▶ STATED PROBLEM
Could you arrange the lines of the material below as a numbered list, with any blank lines dropped and the pictures left out?

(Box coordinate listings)
• • • • • • •

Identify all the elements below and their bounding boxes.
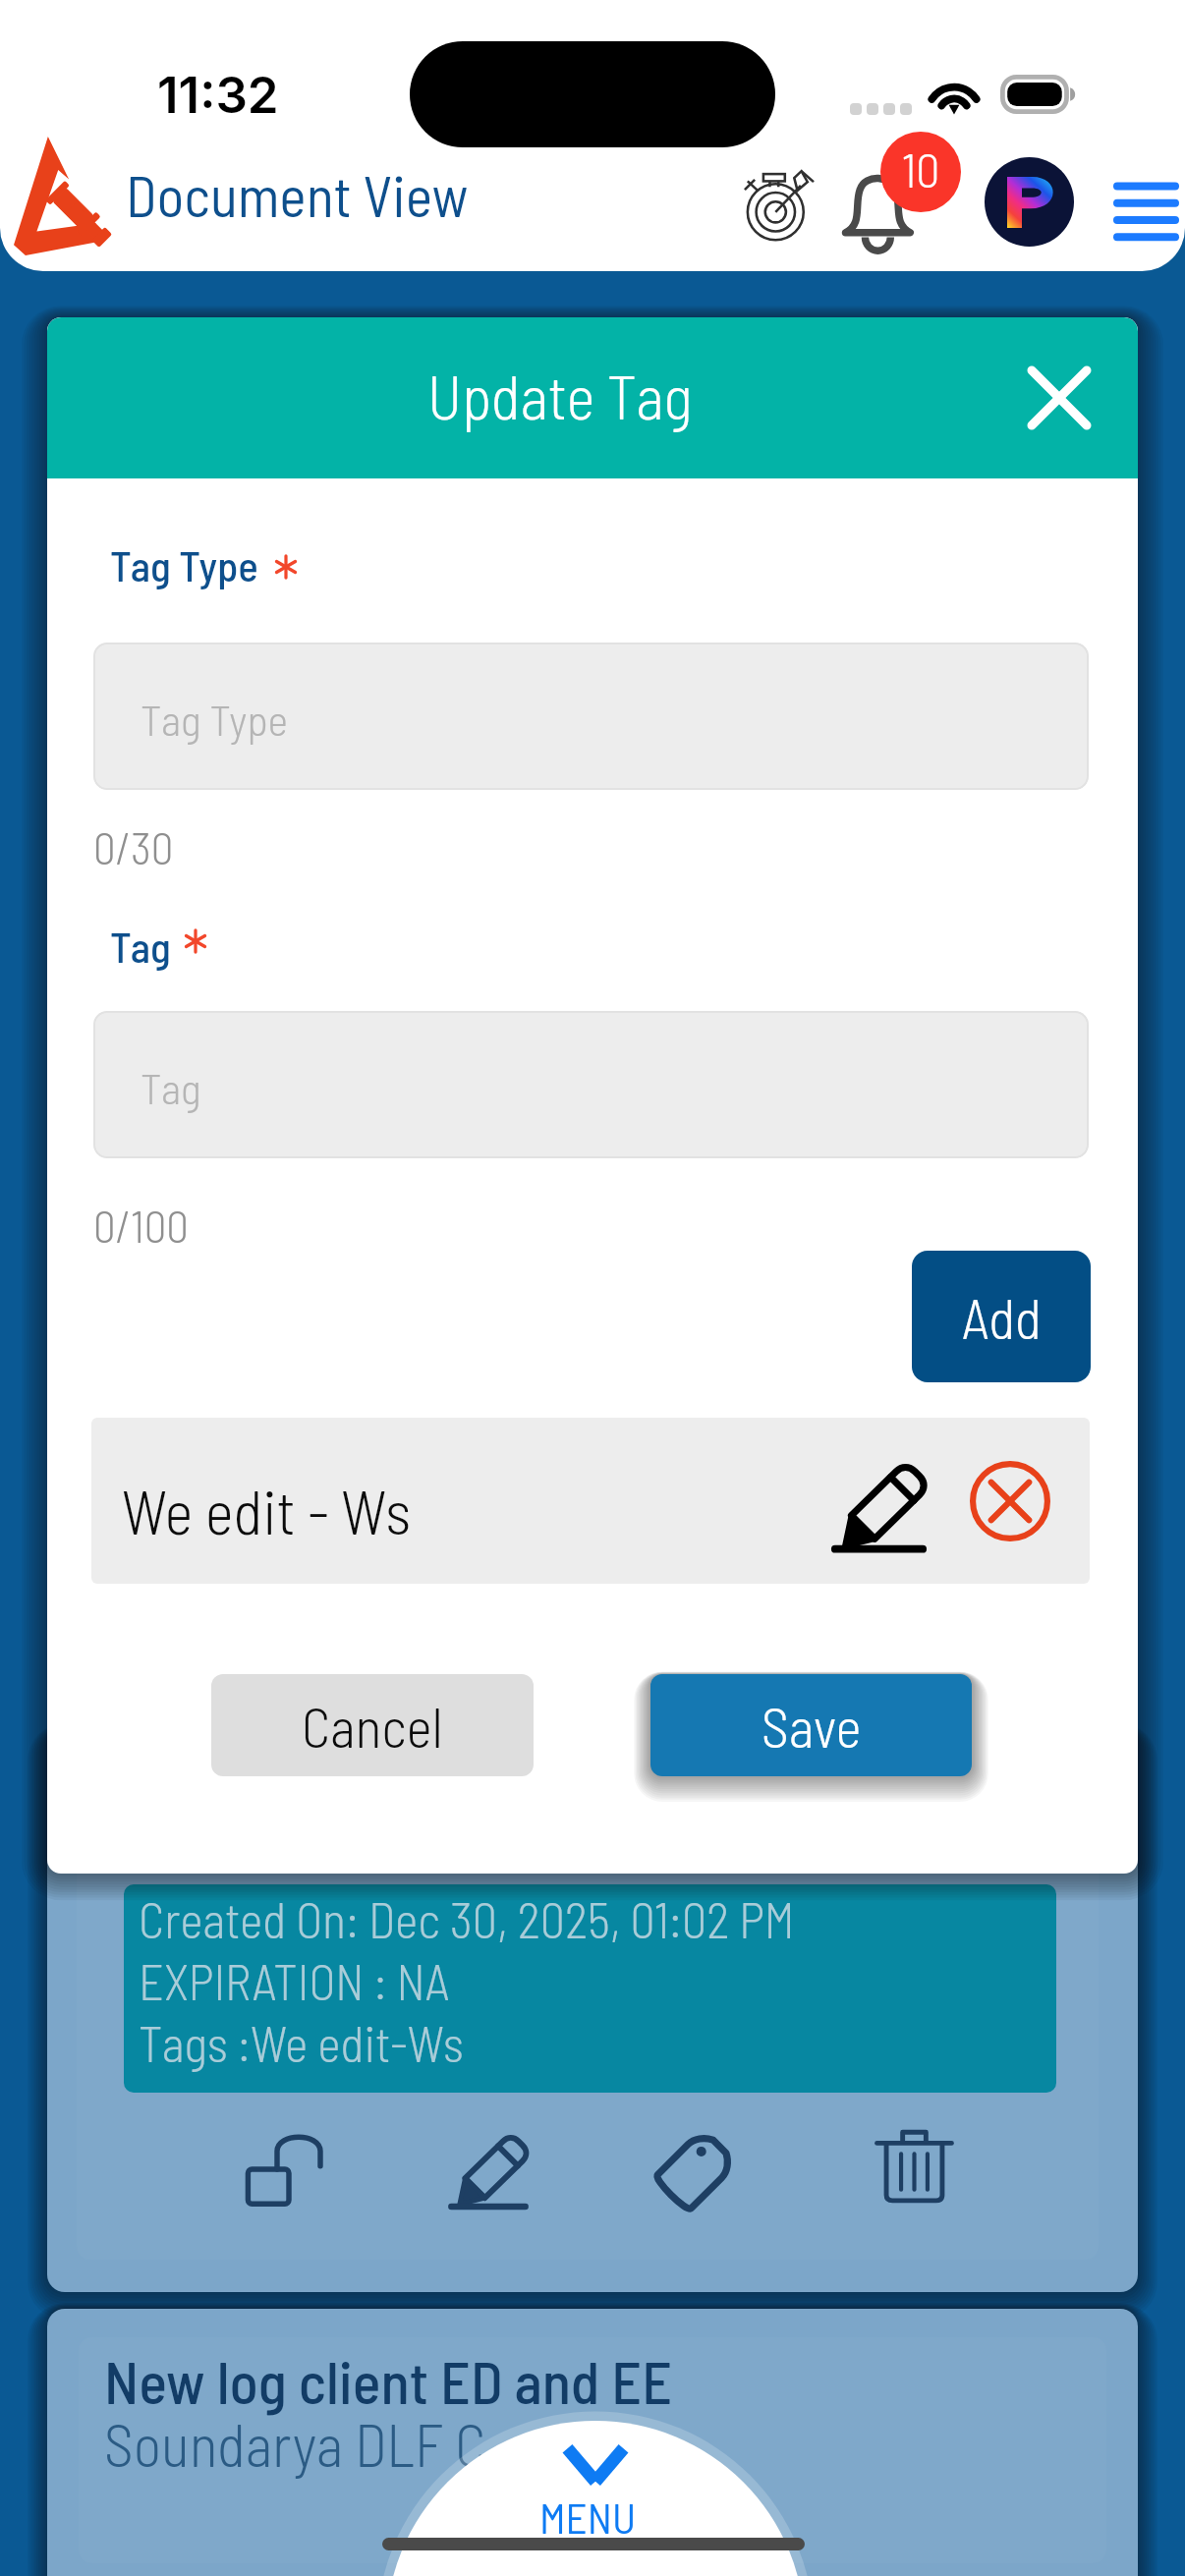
staticText: Add bbox=[962, 1284, 1042, 1350]
button[interactable]: Goals bbox=[742, 169, 814, 241]
staticText: Created On: Dec 30, 2025, 01:02 PM bbox=[139, 1889, 795, 1948]
button[interactable]: Tag Type bbox=[93, 643, 1089, 790]
staticText: Document View bbox=[126, 160, 469, 229]
button[interactable]: Edit bbox=[449, 2130, 528, 2209]
staticText: Update Tag bbox=[427, 359, 693, 431]
staticText: Tag Type bbox=[141, 693, 288, 745]
staticText: Tags :We edit-Ws bbox=[139, 2013, 464, 2072]
staticText: MENU bbox=[539, 2492, 637, 2543]
staticText: New log client ED and EE bbox=[104, 2345, 673, 2416]
staticText: We edit - Ws bbox=[122, 1474, 412, 1546]
button[interactable]: New log client ED and EE bbox=[79, 2337, 1106, 2563]
staticText: Save bbox=[762, 1693, 862, 1759]
button[interactable]: Cancel bbox=[211, 1674, 534, 1776]
staticText: Cancel bbox=[302, 1693, 443, 1759]
staticText: 0/100 bbox=[93, 1199, 189, 1252]
staticText: 11:32 bbox=[157, 65, 279, 126]
button[interactable]: Notifications bbox=[841, 169, 914, 248]
button[interactable]: 10 notifications bbox=[880, 132, 961, 212]
button[interactable]: Tag bbox=[645, 2118, 748, 2221]
button[interactable]: Save bbox=[650, 1674, 972, 1776]
staticText: Tag bbox=[110, 921, 171, 972]
button[interactable]: Tag bbox=[93, 1011, 1089, 1158]
staticText: Tag bbox=[141, 1061, 201, 1113]
button[interactable]: Unlock bbox=[246, 2130, 324, 2209]
staticText: 10 bbox=[902, 140, 940, 197]
button[interactable]: Add bbox=[912, 1251, 1091, 1382]
button[interactable]: Profile bbox=[985, 157, 1074, 247]
button[interactable]: Close bbox=[1008, 347, 1110, 449]
button[interactable]: Remove tag bbox=[956, 1447, 1064, 1555]
staticText: Soundarya DLF C bbox=[104, 2408, 486, 2479]
button[interactable]: Edit tag bbox=[819, 1442, 937, 1560]
staticText: 0/30 bbox=[93, 820, 174, 873]
button[interactable]: Menu bbox=[1117, 180, 1175, 243]
button[interactable]: MENU bbox=[386, 2421, 805, 2576]
staticText: Tag Type bbox=[110, 539, 258, 590]
button[interactable]: Delete bbox=[875, 2126, 953, 2204]
staticText: EXPIRATION : NA bbox=[139, 1951, 450, 2010]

• • • • • • •

▶ COMPLETE RESPONSE
1. Identify all the elements below and their bounding boxes.
2. staticText: Add bbox=[962, 1284, 1042, 1350]
3. button[interactable]: Goals bbox=[742, 169, 814, 241]
4. staticText: Created On: Dec 30, 2025, 01:02 PM bbox=[139, 1889, 795, 1948]
5. button[interactable]: Tag Type bbox=[93, 643, 1089, 790]
6. staticText: Document View bbox=[126, 160, 469, 229]
7. button[interactable]: Edit bbox=[449, 2130, 528, 2209]
8. staticText: Update Tag bbox=[427, 359, 693, 431]
9. staticText: Tag Type bbox=[141, 693, 288, 745]
10. staticText: Tags :We edit-Ws bbox=[139, 2013, 464, 2072]
11. staticText: MENU bbox=[539, 2492, 637, 2543]
12. staticText: New log client ED and EE bbox=[104, 2345, 673, 2416]
13. staticText: We edit - Ws bbox=[122, 1474, 412, 1546]
14. button[interactable]: New log client ED and EE bbox=[79, 2337, 1106, 2563]
15. staticText: Save bbox=[762, 1693, 862, 1759]
16. button[interactable]: Cancel bbox=[211, 1674, 534, 1776]
17. staticText: Cancel bbox=[302, 1693, 443, 1759]
18. staticText: 0/100 bbox=[93, 1199, 189, 1252]
19. staticText: 11:32 bbox=[157, 65, 279, 126]
20. button[interactable]: Notifications bbox=[841, 169, 914, 248]
21. button[interactable]: 10 notifications bbox=[880, 132, 961, 212]
22. button[interactable]: Tag bbox=[645, 2118, 748, 2221]
23. button[interactable]: Save bbox=[650, 1674, 972, 1776]
24. staticText: Tag bbox=[110, 921, 171, 972]
25. button[interactable]: Tag bbox=[93, 1011, 1089, 1158]
26. staticText: Tag bbox=[141, 1061, 201, 1113]
27. button[interactable]: Unlock bbox=[246, 2130, 324, 2209]
28. staticText: 10 bbox=[902, 140, 940, 197]
29. button[interactable]: Add bbox=[912, 1251, 1091, 1382]
30. button[interactable]: Profile bbox=[985, 157, 1074, 247]
31. button[interactable]: Close bbox=[1008, 347, 1110, 449]
32. button[interactable]: Remove tag bbox=[956, 1447, 1064, 1555]
33. staticText: Soundarya DLF C bbox=[104, 2408, 486, 2479]
34. button[interactable]: Edit tag bbox=[819, 1442, 937, 1560]
35. staticText: 0/30 bbox=[93, 820, 174, 873]
36. button[interactable]: Menu bbox=[1117, 180, 1175, 243]
37. button[interactable]: MENU bbox=[386, 2421, 805, 2576]
38. staticText: Tag Type bbox=[110, 539, 258, 590]
39. button[interactable]: Delete bbox=[875, 2126, 953, 2204]
40. staticText: EXPIRATION : NA bbox=[139, 1951, 450, 2010]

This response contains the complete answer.